:: Quoted text ::

** Begin **

= Esperanto in popular culture =

References to Esperanto, a constructed language, have been made in a number of films and novels. Typically, this is done either to add the exotic nature of a foreign language without representing any particular ethnicity, or to avoid going to the trouble of inventing a new language. In science fiction, Esperanto is sometimes used to represent a future in which there is a more universally spoken language than exists today.

==In English-language media==

===Film===
- The population of the unnamed fascist nation—geographically located where Italy is—in Idiot's Delight (1939), speaks Esperanto. The film includes conversation, signage, and songs in Esperanto, albeit with some errors.
- In Night Train to Munich (1940), a sailor speaks Esperanto.
- In The Great Dictator (1940), many signs are in Esperanto.
- In Road to Singapore (1940), the natives sing in Esperanto.
- In Ball of Fire (1941), Barbara Stanwyck sings "Drum Boogie," a hep swinger, chock full of WWII-era slang. The lyrics include the word "mortigate", from Esperanto mortigi (kill), meaning something like “to die for” or "killer" in what must have been well-enough known slang at the time to be recognizable by at least a few.

** End **

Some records
** Begin **

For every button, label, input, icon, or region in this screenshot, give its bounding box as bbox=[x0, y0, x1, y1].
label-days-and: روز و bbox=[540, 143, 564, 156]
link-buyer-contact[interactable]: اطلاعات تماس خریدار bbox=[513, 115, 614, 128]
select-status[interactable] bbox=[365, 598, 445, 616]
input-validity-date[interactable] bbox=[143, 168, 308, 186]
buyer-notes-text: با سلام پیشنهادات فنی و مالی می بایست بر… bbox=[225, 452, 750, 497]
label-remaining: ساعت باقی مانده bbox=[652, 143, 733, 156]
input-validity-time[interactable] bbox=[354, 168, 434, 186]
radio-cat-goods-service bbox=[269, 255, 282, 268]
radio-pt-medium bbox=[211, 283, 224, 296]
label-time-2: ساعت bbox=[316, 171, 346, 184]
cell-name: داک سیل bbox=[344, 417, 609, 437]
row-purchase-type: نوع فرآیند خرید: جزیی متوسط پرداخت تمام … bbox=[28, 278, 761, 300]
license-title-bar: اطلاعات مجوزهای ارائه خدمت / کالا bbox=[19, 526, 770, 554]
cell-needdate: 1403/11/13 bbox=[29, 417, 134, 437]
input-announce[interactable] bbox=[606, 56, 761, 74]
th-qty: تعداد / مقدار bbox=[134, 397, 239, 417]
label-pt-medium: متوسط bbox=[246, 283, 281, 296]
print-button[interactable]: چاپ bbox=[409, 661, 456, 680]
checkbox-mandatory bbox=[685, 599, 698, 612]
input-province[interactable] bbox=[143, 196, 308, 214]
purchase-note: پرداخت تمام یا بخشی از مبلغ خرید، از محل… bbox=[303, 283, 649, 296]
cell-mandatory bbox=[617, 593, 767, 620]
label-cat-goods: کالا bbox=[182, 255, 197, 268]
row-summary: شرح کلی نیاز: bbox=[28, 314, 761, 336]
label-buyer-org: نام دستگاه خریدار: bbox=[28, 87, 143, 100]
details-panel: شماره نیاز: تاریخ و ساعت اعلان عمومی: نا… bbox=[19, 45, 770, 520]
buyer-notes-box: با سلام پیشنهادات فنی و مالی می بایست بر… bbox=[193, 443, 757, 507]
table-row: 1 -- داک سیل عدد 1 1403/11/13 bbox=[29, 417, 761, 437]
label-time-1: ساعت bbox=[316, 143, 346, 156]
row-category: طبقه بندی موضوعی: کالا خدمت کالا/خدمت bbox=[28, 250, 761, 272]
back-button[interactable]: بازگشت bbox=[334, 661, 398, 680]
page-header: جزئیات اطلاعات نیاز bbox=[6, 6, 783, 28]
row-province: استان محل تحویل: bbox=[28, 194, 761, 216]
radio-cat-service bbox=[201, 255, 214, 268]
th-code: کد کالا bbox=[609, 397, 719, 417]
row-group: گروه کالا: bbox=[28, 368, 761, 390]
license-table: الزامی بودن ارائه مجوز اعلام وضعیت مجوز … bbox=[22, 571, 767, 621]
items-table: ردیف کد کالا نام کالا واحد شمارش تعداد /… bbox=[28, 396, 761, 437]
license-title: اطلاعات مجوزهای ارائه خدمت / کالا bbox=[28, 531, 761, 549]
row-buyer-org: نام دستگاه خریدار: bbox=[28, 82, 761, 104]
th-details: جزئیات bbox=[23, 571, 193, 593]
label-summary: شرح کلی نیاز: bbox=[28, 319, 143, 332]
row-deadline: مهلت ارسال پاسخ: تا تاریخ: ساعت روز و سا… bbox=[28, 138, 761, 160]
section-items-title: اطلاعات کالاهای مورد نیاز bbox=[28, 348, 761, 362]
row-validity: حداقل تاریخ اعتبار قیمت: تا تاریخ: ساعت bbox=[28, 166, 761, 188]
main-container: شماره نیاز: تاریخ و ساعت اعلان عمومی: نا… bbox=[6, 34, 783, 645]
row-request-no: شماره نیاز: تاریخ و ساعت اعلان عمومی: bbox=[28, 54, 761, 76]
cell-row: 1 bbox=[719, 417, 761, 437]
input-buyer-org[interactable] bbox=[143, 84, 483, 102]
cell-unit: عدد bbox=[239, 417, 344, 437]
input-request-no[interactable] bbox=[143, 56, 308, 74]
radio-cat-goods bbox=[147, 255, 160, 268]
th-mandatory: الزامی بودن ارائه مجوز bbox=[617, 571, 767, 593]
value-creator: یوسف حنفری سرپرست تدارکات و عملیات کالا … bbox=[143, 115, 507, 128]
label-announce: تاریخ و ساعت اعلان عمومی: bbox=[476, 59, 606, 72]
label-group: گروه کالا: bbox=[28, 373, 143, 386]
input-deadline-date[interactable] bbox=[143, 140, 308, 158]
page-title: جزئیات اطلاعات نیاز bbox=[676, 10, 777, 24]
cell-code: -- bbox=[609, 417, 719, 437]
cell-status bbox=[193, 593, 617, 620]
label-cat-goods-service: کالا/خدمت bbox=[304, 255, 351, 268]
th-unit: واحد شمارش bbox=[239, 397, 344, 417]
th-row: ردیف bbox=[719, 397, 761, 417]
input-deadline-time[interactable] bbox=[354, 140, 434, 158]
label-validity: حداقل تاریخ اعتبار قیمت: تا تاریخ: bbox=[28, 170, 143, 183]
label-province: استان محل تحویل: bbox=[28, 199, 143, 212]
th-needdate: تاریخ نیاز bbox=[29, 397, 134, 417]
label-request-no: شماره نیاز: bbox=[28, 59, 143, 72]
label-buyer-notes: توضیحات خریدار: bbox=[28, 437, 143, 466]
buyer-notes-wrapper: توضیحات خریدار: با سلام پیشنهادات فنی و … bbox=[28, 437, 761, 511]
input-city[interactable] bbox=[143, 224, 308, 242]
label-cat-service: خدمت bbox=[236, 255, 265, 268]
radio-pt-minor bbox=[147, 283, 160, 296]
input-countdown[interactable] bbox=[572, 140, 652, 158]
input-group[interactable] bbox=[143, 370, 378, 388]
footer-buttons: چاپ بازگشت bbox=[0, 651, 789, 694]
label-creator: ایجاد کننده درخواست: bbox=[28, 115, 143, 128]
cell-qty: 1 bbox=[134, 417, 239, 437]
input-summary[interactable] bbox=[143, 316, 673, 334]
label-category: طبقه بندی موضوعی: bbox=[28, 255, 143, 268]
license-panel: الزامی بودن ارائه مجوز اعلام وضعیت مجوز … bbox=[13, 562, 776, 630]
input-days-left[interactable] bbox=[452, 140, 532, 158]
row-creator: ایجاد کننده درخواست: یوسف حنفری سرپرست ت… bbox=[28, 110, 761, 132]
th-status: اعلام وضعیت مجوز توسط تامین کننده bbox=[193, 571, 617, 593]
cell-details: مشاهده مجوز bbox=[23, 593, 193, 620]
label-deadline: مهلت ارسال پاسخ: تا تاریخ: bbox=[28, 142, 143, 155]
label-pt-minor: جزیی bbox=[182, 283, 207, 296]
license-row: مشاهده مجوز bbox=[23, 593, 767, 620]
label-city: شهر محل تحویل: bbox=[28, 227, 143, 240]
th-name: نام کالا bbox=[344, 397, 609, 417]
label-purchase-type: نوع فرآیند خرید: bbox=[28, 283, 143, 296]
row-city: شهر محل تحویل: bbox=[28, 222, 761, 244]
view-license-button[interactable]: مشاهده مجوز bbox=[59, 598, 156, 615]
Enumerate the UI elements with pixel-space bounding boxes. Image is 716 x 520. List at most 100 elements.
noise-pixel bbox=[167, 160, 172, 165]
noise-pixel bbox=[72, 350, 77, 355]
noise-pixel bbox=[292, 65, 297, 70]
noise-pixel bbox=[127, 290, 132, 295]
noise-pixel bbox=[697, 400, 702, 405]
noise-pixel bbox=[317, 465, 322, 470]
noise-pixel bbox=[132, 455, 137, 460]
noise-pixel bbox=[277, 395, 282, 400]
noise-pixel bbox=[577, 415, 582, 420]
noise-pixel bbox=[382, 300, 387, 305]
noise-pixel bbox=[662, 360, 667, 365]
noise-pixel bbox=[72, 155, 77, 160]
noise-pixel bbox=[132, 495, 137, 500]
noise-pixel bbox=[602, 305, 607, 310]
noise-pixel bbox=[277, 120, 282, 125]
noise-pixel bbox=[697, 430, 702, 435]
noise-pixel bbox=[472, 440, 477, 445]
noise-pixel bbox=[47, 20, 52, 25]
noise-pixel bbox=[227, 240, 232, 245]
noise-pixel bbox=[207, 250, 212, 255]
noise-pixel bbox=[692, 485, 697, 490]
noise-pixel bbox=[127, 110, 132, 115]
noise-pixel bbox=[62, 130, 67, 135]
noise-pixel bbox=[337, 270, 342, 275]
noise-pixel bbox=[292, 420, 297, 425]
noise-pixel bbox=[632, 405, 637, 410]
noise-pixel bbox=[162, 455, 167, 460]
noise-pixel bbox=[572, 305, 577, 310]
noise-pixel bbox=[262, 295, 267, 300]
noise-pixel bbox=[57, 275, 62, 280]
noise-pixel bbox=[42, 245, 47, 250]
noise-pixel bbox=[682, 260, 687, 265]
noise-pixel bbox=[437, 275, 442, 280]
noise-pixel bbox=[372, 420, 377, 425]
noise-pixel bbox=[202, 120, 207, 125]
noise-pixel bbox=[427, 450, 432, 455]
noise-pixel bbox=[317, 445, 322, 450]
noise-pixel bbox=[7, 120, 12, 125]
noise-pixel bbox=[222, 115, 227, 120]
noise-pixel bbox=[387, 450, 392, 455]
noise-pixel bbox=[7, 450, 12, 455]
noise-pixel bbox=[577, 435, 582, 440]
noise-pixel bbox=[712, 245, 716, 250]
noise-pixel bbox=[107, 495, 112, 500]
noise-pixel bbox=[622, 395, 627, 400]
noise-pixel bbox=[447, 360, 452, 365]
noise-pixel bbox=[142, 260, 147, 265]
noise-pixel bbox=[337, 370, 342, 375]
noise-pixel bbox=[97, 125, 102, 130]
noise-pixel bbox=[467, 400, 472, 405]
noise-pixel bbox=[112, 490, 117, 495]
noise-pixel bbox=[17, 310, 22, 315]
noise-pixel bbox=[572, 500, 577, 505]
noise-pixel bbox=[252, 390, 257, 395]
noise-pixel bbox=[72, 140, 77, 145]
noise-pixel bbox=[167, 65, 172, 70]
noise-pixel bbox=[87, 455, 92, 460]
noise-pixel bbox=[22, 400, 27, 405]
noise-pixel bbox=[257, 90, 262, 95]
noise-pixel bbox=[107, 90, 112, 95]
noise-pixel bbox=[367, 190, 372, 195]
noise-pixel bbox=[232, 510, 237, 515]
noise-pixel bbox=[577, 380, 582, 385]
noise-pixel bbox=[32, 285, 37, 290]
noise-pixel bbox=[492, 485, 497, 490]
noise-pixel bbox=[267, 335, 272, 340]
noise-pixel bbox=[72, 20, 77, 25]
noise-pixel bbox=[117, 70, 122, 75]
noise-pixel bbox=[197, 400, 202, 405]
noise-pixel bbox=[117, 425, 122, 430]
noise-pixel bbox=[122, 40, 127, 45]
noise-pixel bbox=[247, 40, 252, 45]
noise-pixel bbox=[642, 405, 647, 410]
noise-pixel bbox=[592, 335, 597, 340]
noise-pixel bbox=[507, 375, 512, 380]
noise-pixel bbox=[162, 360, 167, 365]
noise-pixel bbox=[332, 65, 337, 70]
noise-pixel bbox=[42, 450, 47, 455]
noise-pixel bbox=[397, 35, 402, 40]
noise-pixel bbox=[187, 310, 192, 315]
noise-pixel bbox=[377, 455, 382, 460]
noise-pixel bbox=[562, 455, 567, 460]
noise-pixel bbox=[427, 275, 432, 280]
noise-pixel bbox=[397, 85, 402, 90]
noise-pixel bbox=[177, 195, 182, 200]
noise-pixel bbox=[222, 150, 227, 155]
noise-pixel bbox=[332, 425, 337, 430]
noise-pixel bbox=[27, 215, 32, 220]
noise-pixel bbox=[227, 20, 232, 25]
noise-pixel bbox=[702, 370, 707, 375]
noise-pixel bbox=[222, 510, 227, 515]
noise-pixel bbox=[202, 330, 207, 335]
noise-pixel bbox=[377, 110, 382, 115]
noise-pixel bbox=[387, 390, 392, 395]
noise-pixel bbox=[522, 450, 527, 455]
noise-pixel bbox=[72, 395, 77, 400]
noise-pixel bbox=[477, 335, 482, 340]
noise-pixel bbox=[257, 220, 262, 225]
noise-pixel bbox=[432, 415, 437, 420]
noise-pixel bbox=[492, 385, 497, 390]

** End **

:: Given task 1 ::
Repeat the passage on Esperanto in popular culture word for word, starting with "- In The Great" and going on through "least a few.".
:: Given task 2 ::
According to the passage on Esperanto in popular culture, in which film do the natives sing in Esperanto?

:: Reply 1 ::
- In The Great Dictator (1940), many signs are in Esperanto.
- In Road to Singapore (1940), the natives sing in Esperanto.
- In Ball of Fire (1941), Barbara Stanwyck sings "Drum Boogie," a hep swinger, chock full of WWII-era slang. The lyrics include the word "mortigate", from Esperanto mortigi (kill), meaning something like “to die for” or "killer" in what must have been well-enough known slang at the time to be recognizable by at least a few.

:: Reply 2 ::
Road to Singapore (1940)